WHAT YOU WILL DO. Pick out and copy every line below that has the word "this".

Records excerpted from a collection
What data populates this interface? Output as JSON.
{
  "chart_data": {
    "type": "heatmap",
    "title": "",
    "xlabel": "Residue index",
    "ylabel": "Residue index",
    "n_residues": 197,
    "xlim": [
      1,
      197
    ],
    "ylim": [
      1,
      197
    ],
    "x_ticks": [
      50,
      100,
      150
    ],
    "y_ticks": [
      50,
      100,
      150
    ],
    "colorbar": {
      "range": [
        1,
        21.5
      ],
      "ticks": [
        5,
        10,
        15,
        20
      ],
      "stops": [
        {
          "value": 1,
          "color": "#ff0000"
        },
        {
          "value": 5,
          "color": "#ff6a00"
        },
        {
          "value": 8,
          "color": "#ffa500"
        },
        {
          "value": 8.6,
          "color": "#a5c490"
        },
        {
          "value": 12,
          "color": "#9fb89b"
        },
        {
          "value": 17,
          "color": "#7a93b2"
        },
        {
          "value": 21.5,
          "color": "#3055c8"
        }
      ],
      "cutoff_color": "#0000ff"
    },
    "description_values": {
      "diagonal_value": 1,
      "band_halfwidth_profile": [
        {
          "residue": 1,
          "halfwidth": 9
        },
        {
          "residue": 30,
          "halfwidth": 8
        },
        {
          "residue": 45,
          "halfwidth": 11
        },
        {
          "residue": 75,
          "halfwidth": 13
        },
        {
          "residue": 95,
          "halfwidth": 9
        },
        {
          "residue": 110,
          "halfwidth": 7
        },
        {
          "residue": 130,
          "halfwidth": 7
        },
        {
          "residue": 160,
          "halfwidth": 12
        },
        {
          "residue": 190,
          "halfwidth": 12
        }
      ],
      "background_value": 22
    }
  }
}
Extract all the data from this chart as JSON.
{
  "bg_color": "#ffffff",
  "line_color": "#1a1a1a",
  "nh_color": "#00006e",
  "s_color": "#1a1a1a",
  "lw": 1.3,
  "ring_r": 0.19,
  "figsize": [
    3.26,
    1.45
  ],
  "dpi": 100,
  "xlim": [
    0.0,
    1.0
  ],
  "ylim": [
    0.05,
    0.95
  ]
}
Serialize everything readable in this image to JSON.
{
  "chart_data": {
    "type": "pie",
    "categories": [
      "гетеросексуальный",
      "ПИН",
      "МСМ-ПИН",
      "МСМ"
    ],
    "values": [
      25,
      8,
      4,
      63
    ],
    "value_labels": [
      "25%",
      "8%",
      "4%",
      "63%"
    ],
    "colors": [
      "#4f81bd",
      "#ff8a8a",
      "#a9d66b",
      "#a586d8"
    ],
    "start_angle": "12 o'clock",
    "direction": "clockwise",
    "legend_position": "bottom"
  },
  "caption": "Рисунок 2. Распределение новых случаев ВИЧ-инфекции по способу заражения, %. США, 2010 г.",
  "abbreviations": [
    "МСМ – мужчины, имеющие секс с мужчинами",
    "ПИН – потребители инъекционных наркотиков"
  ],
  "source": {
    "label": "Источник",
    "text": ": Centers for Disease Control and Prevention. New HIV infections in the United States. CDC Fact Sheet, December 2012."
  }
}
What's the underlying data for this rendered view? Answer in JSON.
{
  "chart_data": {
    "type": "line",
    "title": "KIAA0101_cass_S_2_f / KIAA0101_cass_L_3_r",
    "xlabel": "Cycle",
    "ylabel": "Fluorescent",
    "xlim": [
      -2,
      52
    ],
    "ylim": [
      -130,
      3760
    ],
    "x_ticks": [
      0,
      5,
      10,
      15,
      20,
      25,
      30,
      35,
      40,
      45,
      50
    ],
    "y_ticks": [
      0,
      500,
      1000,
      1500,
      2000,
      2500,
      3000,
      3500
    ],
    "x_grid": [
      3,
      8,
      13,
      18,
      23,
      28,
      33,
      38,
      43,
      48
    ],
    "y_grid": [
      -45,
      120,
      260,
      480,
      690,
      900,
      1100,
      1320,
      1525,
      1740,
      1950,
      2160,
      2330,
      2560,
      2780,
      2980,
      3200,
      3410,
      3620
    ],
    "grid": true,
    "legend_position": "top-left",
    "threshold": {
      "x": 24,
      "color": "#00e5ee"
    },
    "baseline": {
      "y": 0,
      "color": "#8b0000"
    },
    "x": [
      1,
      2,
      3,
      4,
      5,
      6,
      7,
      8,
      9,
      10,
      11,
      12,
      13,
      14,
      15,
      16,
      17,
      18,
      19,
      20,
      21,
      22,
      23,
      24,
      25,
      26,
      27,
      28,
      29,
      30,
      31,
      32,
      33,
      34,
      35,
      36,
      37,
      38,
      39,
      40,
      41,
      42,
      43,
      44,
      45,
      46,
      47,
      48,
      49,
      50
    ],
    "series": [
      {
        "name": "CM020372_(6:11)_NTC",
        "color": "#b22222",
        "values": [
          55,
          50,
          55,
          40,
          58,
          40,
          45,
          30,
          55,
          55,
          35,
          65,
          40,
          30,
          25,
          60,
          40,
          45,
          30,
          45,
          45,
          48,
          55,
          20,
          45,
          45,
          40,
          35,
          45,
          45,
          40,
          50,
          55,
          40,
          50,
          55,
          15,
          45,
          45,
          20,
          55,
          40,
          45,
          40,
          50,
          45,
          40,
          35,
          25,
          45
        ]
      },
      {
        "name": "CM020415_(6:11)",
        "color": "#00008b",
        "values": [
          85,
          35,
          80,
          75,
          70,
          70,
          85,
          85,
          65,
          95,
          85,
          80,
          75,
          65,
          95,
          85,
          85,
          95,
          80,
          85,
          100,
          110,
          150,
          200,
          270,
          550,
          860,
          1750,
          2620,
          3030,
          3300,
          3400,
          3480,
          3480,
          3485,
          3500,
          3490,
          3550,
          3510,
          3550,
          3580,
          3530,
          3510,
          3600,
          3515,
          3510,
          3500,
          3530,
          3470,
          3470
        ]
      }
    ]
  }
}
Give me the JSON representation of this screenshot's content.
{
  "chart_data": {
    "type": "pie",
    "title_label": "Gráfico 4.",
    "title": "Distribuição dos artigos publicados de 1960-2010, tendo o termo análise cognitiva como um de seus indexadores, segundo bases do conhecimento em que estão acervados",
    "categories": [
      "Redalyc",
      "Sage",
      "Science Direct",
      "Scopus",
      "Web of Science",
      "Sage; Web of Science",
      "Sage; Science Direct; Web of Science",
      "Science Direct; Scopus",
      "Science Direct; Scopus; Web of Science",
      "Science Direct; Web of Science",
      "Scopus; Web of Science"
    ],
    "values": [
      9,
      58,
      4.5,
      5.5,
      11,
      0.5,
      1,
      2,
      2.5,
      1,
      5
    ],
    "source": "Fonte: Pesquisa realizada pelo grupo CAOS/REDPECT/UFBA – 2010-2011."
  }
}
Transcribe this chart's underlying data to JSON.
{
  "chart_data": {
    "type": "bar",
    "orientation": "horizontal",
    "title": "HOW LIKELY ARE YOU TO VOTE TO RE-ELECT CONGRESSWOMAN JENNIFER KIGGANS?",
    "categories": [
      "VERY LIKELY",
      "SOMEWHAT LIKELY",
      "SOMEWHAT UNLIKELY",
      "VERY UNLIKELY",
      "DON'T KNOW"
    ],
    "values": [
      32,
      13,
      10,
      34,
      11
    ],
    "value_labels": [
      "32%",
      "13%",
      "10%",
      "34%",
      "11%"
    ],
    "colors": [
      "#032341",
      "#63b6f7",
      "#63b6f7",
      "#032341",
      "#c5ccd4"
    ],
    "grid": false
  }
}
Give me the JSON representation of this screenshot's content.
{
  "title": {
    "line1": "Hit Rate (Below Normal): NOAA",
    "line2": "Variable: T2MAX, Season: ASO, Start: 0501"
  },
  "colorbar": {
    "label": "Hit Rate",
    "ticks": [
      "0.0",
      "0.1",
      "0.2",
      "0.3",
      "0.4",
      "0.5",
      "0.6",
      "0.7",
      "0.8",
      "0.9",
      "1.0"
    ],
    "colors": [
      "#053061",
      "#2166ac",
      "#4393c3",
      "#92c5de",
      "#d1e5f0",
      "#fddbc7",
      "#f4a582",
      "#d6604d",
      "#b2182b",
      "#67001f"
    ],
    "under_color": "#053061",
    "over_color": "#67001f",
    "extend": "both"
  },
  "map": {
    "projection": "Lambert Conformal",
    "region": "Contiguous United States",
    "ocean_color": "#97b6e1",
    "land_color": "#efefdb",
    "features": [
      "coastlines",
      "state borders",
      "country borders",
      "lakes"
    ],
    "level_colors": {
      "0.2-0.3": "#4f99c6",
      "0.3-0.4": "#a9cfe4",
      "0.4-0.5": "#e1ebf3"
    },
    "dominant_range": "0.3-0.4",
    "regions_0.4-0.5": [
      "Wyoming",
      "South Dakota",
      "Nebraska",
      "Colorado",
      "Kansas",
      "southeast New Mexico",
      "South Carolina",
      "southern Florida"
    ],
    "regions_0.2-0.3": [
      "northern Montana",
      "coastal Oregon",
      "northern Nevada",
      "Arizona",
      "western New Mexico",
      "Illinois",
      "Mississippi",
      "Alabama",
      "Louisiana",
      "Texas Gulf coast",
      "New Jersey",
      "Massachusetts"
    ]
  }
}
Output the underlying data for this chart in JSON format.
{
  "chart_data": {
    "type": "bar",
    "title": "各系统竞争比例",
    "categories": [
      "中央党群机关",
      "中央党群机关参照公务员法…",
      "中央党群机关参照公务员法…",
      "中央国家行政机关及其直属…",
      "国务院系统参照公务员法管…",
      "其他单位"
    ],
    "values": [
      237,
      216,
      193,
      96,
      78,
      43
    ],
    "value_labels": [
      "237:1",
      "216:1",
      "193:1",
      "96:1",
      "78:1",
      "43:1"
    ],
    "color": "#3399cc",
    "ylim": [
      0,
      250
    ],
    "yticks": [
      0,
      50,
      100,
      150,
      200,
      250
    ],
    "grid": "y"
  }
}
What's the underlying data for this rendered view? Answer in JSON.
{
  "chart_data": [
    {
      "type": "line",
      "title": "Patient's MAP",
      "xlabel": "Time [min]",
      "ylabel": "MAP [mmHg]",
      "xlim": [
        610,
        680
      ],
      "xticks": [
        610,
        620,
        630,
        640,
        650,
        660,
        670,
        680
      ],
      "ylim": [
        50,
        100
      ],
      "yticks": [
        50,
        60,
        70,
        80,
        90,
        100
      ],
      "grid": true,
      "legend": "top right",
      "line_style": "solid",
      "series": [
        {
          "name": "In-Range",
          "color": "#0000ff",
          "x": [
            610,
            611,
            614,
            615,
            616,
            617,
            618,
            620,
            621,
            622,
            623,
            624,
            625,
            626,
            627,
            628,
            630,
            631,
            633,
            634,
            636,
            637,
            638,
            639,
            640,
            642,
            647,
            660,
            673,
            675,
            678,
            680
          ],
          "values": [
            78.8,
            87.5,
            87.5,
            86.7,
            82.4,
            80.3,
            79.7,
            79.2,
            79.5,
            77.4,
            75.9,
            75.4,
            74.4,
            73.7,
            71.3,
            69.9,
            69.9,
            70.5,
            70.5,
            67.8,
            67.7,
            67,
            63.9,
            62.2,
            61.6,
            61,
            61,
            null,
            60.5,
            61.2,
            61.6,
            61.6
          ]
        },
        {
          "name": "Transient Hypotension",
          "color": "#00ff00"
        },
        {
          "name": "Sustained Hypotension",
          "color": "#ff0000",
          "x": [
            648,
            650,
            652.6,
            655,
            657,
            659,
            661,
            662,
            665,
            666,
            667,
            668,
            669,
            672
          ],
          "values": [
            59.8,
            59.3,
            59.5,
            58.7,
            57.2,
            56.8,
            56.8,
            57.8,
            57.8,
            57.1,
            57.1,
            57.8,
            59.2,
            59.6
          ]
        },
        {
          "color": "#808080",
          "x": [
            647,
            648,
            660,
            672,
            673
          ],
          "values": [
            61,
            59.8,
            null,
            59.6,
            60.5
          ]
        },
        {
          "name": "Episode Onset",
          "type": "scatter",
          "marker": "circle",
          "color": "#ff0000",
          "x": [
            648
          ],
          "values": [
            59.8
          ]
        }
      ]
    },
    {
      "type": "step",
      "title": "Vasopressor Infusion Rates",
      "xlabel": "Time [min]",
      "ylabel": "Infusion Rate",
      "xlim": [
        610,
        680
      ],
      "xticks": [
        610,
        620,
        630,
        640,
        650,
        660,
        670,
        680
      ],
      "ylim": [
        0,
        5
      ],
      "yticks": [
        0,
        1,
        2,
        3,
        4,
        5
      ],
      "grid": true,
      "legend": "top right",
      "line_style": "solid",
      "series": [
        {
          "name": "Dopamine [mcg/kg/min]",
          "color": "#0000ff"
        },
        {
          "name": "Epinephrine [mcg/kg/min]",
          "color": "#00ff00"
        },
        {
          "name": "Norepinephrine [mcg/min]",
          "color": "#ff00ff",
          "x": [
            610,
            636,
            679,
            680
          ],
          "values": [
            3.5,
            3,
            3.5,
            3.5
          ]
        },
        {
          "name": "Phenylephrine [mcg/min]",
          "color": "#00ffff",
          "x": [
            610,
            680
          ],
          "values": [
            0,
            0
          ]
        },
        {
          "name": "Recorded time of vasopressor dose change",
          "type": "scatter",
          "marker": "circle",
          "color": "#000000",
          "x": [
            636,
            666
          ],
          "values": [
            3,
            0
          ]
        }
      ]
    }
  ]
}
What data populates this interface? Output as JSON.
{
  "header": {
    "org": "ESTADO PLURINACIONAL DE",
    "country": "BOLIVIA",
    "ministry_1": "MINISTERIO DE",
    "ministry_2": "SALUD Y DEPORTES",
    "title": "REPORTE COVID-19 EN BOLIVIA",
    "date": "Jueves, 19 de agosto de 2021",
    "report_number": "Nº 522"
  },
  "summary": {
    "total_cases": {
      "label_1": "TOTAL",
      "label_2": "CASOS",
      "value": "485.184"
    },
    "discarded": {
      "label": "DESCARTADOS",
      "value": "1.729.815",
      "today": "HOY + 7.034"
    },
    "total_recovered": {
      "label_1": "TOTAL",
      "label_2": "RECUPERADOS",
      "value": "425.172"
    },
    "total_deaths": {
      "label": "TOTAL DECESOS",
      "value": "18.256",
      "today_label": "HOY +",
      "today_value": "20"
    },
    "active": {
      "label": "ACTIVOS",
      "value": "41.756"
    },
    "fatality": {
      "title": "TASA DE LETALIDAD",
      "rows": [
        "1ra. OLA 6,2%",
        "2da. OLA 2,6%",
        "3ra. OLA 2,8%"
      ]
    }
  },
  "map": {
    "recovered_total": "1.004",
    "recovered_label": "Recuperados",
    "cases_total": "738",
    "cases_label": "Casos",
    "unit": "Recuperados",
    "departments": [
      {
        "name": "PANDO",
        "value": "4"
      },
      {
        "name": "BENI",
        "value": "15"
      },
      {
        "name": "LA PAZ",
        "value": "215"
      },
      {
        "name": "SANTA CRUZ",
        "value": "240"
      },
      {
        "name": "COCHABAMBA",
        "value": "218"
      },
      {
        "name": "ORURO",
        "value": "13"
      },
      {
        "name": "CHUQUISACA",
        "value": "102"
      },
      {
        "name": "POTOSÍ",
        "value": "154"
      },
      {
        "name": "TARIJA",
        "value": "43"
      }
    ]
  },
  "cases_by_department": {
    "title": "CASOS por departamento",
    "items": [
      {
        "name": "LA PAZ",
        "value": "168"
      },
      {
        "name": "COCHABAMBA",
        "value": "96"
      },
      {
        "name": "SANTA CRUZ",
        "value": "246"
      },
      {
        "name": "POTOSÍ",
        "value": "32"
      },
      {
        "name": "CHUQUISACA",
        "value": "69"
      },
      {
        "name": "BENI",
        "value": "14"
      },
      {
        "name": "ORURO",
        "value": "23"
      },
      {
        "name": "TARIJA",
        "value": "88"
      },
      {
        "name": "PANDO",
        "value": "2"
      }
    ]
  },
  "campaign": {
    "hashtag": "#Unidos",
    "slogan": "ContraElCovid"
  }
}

TASK ANSWER.
What data populates this interface? Output as JSON.
Extract all the data from this chart as JSON.
Serialize everything readable in this image to JSON.
What's the underlying data for this rendered view? Answer in JSON.
Give me the JSON representation of this screenshot's content.
Transcribe this chart's underlying data to JSON.
Give me the JSON representation of this screenshot's content.
Output the underlying data for this chart in JSON format.
What's the underlying data for this rendered view? Answer in JSON.
What data populates this interface? Output as JSON.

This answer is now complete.